- [Job]: Copy each line below without leaving any out.

── Materials provided

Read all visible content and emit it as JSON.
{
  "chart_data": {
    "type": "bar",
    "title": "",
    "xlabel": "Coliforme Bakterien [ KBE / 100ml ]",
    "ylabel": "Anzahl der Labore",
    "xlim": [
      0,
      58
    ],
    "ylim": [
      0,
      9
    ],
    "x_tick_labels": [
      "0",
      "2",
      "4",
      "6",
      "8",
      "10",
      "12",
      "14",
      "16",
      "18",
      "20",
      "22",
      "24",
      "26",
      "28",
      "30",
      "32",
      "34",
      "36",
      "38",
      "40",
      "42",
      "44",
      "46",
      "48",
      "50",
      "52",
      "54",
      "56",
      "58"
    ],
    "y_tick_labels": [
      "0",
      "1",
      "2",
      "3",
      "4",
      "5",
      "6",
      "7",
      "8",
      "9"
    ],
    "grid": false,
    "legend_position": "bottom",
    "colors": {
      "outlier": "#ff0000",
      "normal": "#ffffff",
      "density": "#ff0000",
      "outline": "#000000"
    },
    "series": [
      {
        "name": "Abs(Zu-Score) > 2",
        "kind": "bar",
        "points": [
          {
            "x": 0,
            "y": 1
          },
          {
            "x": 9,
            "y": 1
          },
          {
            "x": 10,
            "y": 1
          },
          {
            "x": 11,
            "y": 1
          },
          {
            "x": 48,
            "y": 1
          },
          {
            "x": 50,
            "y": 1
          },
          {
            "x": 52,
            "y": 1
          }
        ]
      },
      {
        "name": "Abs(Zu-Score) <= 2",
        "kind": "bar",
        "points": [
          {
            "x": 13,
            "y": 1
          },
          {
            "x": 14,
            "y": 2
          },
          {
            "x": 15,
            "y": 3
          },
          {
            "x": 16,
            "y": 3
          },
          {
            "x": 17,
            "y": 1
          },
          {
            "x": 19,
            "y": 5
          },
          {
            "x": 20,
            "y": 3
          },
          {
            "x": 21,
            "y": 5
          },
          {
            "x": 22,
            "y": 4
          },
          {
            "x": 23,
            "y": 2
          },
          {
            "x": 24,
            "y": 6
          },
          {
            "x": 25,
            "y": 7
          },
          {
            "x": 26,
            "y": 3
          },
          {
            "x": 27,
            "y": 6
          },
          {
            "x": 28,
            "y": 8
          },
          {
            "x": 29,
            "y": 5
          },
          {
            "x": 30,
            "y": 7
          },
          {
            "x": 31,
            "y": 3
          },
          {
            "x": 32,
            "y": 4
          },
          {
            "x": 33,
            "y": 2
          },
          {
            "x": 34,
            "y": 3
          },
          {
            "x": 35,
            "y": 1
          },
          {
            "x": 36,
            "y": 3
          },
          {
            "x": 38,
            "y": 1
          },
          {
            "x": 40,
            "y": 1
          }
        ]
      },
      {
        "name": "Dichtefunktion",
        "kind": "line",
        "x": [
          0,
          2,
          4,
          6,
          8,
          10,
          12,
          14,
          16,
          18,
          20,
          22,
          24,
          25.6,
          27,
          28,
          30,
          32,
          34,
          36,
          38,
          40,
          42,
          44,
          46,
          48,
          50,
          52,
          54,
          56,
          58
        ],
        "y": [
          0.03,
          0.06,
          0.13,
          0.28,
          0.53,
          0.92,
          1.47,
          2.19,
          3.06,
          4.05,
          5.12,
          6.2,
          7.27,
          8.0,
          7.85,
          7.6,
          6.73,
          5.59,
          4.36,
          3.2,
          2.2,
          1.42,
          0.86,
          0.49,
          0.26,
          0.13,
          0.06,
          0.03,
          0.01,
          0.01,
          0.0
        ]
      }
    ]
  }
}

────

- [Task output]:
Read all visible content and emit it as JSON.
{
  "chart_data": {
    "type": "bar",
    "title": "",
    "xlabel": "Coliforme Bakterien [ KBE / 100ml ]",
    "ylabel": "Anzahl der Labore",
    "xlim": [
      0,
      58
    ],
    "ylim": [
      0,
      9
    ],
    "x_tick_labels": [
      "0",
      "2",
      "4",
      "6",
      "8",
      "10",
      "12",
      "14",
      "16",
      "18",
      "20",
      "22",
      "24",
      "26",
      "28",
      "30",
      "32",
      "34",
      "36",
      "38",
      "40",
      "42",
      "44",
      "46",
      "48",
      "50",
      "52",
      "54",
      "56",
      "58"
    ],
    "y_tick_labels": [
      "0",
      "1",
      "2",
      "3",
      "4",
      "5",
      "6",
      "7",
      "8",
      "9"
    ],
    "grid": false,
    "legend_position": "bottom",
    "colors": {
      "outlier": "#ff0000",
      "normal": "#ffffff",
      "density": "#ff0000",
      "outline": "#000000"
    },
    "series": [
      {
        "name": "Abs(Zu-Score) > 2",
        "kind": "bar",
        "points": [
          {
            "x": 0,
            "y": 1
          },
          {
            "x": 9,
            "y": 1
          },
          {
            "x": 10,
            "y": 1
          },
          {
            "x": 11,
            "y": 1
          },
          {
            "x": 48,
            "y": 1
          },
          {
            "x": 50,
            "y": 1
          },
          {
            "x": 52,
            "y": 1
          }
        ]
      },
      {
        "name": "Abs(Zu-Score) <= 2",
        "kind": "bar",
        "points": [
          {
            "x": 13,
            "y": 1
          },
          {
            "x": 14,
            "y": 2
          },
          {
            "x": 15,
            "y": 3
          },
          {
            "x": 16,
            "y": 3
          },
          {
            "x": 17,
            "y": 1
          },
          {
            "x": 19,
            "y": 5
          },
          {
            "x": 20,
            "y": 3
          },
          {
            "x": 21,
            "y": 5
          },
          {
            "x": 22,
            "y": 4
          },
          {
            "x": 23,
            "y": 2
          },
          {
            "x": 24,
            "y": 6
          },
          {
            "x": 25,
            "y": 7
          },
          {
            "x": 26,
            "y": 3
          },
          {
            "x": 27,
            "y": 6
          },
          {
            "x": 28,
            "y": 8
          },
          {
            "x": 29,
            "y": 5
          },
          {
            "x": 30,
            "y": 7
          },
          {
            "x": 31,
            "y": 3
          },
          {
            "x": 32,
            "y": 4
          },
          {
            "x": 33,
            "y": 2
          },
          {
            "x": 34,
            "y": 3
          },
          {
            "x": 35,
            "y": 1
          },
          {
            "x": 36,
            "y": 3
          },
          {
            "x": 38,
            "y": 1
          },
          {
            "x": 40,
            "y": 1
          }
        ]
      },
      {
        "name": "Dichtefunktion",
        "kind": "line",
        "x": [
          0,
          2,
          4,
          6,
          8,
          10,
          12,
          14,
          16,
          18,
          20,
          22,
          24,
          25.6,
          27,
          28,
          30,
          32,
          34,
          36,
          38,
          40,
          42,
          44,
          46,
          48,
          50,
          52,
          54,
          56,
          58
        ],
        "y": [
          0.03,
          0.06,
          0.13,
          0.28,
          0.53,
          0.92,
          1.47,
          2.19,
          3.06,
          4.05,
          5.12,
          6.2,
          7.27,
          8.0,
          7.85,
          7.6,
          6.73,
          5.59,
          4.36,
          3.2,
          2.2,
          1.42,
          0.86,
          0.49,
          0.26,
          0.13,
          0.06,
          0.03,
          0.01,
          0.01,
          0.0
        ]
      }
    ]
  }
}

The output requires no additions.